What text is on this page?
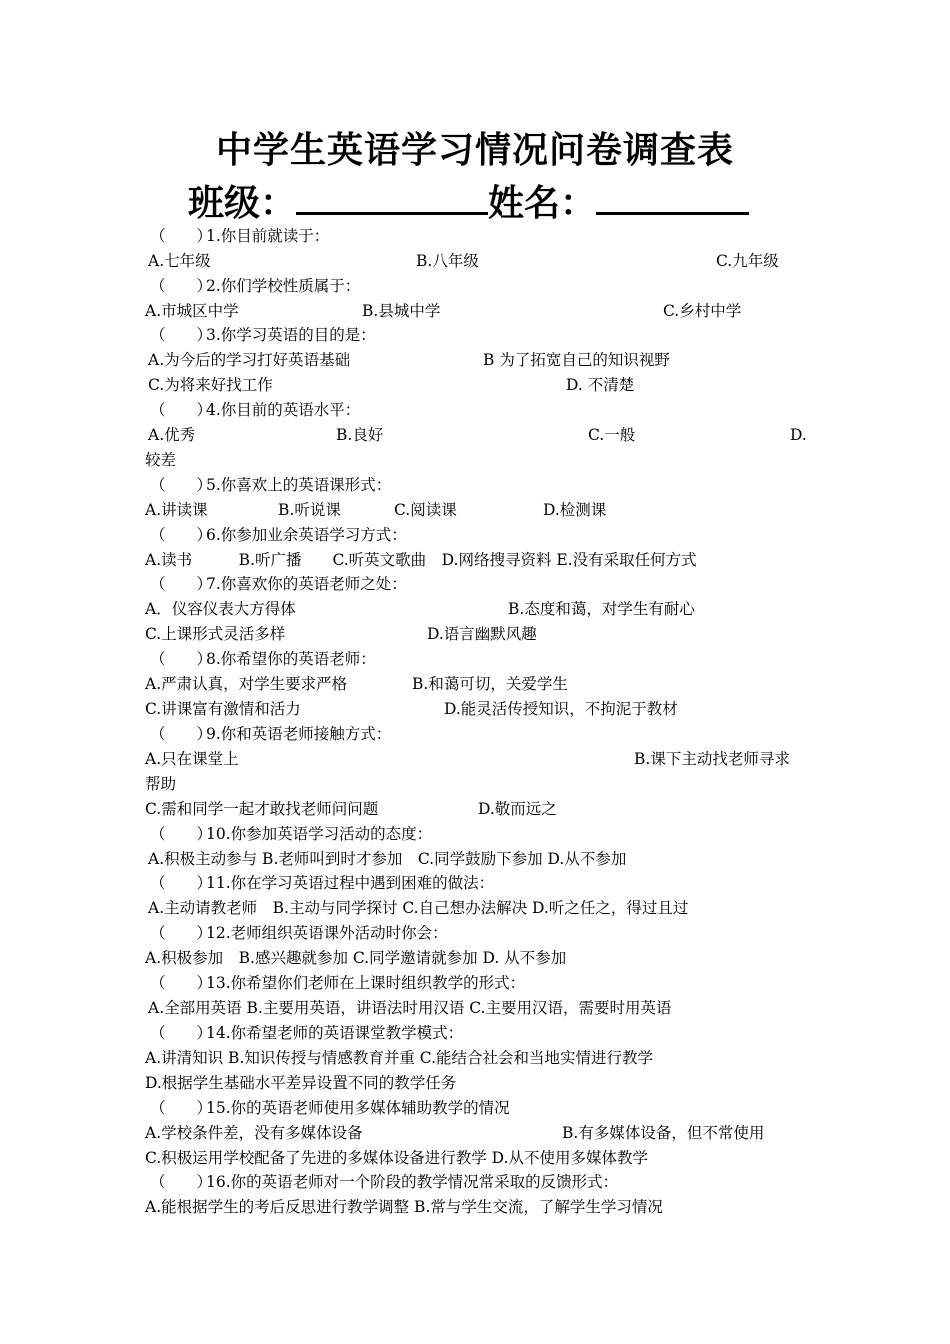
中学生英语学习情况问卷调查表
班级：	姓名：
（　　）1.你目前就读于：
A.七年级	B.八年级	C.九年级
（　　）2.你们学校性质属于：
A.市城区中学	B.县城中学	C.乡村中学
（　　）3.你学习英语的目的是：
A.为今后的学习打好英语基础	B 为了拓宽自己的知识视野
C.为将来好找工作	D. 不清楚
（　　）4.你目前的英语水平：
A.优秀	B.良好	C.一般	D.
较差
（　　）5.你喜欢上的英语课形式：
A.讲读课	B.听说课	C.阅读课	D.检测课
（　　）6.你参加业余英语学习方式：
A.读书　　　B.听广播　　C.听英文歌曲　D.网络搜寻资料 E.没有采取任何方式
（　　）7.你喜欢你的英语老师之处：
A．仪容仪表大方得体	B.态度和蔼，对学生有耐心
C.上课形式灵活多样	D.语言幽默风趣
（　　）8.你希望你的英语老师：
A.严肃认真，对学生要求严格	B.和蔼可切，关爱学生
C.讲课富有激情和活力	D.能灵活传授知识，不拘泥于教材
（　　）9.你和英语老师接触方式：
A.只在课堂上	B.课下主动找老师寻求
帮助
C.需和同学一起才敢找老师问问题	D.敬而远之
（　　）10.你参加英语学习活动的态度：
A.积极主动参与 B.老师叫到时才参加　C.同学鼓励下参加 D.从不参加
（　　）11.你在学习英语过程中遇到困难的做法：
A.主动请教老师　B.主动与同学探讨 C.自己想办法解决 D.听之任之，得过且过
（　　）12.老师组织英语课外活动时你会：
A.积极参加　B.感兴趣就参加 C.同学邀请就参加 D. 从不参加
（　　）13.你希望你们老师在上课时组织教学的形式：
A.全部用英语 B.主要用英语，讲语法时用汉语 C.主要用汉语，需要时用英语
（　　）14.你希望老师的英语课堂教学模式：
A.讲清知识 B.知识传授与情感教育并重 C.能结合社会和当地实情进行教学
D.根据学生基础水平差异设置不同的教学任务
（　　）15.你的英语老师使用多媒体辅助教学的情况
A.学校条件差，没有多媒体设备	B.有多媒体设备，但不常使用
C.积极运用学校配备了先进的多媒体设备进行教学 D.从不使用多媒体教学
（　　）16.你的英语老师对一个阶段的教学情况常采取的反馈形式：
A.能根据学生的考后反思进行教学调整 B.常与学生交流，了解学生学习情况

------------

| Stated problem |
Leave out the pictures and output every record above precisely as given.

| Result of the exercise |
What text is on this page?
中学生英语学习情况问卷调查表
班级：	姓名：
（　　）1.你目前就读于：
A.七年级	B.八年级	C.九年级
（　　）2.你们学校性质属于：
A.市城区中学	B.县城中学	C.乡村中学
（　　）3.你学习英语的目的是：
A.为今后的学习打好英语基础	B 为了拓宽自己的知识视野
C.为将来好找工作	D. 不清楚
（　　）4.你目前的英语水平：
A.优秀	B.良好	C.一般	D.
较差
（　　）5.你喜欢上的英语课形式：
A.讲读课	B.听说课	C.阅读课	D.检测课
（　　）6.你参加业余英语学习方式：
A.读书　　　B.听广播　　C.听英文歌曲　D.网络搜寻资料 E.没有采取任何方式
（　　）7.你喜欢你的英语老师之处：
A．仪容仪表大方得体	B.态度和蔼，对学生有耐心
C.上课形式灵活多样	D.语言幽默风趣
（　　）8.你希望你的英语老师：
A.严肃认真，对学生要求严格	B.和蔼可切，关爱学生
C.讲课富有激情和活力	D.能灵活传授知识，不拘泥于教材
（　　）9.你和英语老师接触方式：
A.只在课堂上	B.课下主动找老师寻求
帮助
C.需和同学一起才敢找老师问问题	D.敬而远之
（　　）10.你参加英语学习活动的态度：
A.积极主动参与 B.老师叫到时才参加　C.同学鼓励下参加 D.从不参加
（　　）11.你在学习英语过程中遇到困难的做法：
A.主动请教老师　B.主动与同学探讨 C.自己想办法解决 D.听之任之，得过且过
（　　）12.老师组织英语课外活动时你会：
A.积极参加　B.感兴趣就参加 C.同学邀请就参加 D. 从不参加
（　　）13.你希望你们老师在上课时组织教学的形式：
A.全部用英语 B.主要用英语，讲语法时用汉语 C.主要用汉语，需要时用英语
（　　）14.你希望老师的英语课堂教学模式：
A.讲清知识 B.知识传授与情感教育并重 C.能结合社会和当地实情进行教学
D.根据学生基础水平差异设置不同的教学任务
（　　）15.你的英语老师使用多媒体辅助教学的情况
A.学校条件差，没有多媒体设备	B.有多媒体设备，但不常使用
C.积极运用学校配备了先进的多媒体设备进行教学 D.从不使用多媒体教学
（　　）16.你的英语老师对一个阶段的教学情况常采取的反馈形式：
A.能根据学生的考后反思进行教学调整 B.常与学生交流，了解学生学习情况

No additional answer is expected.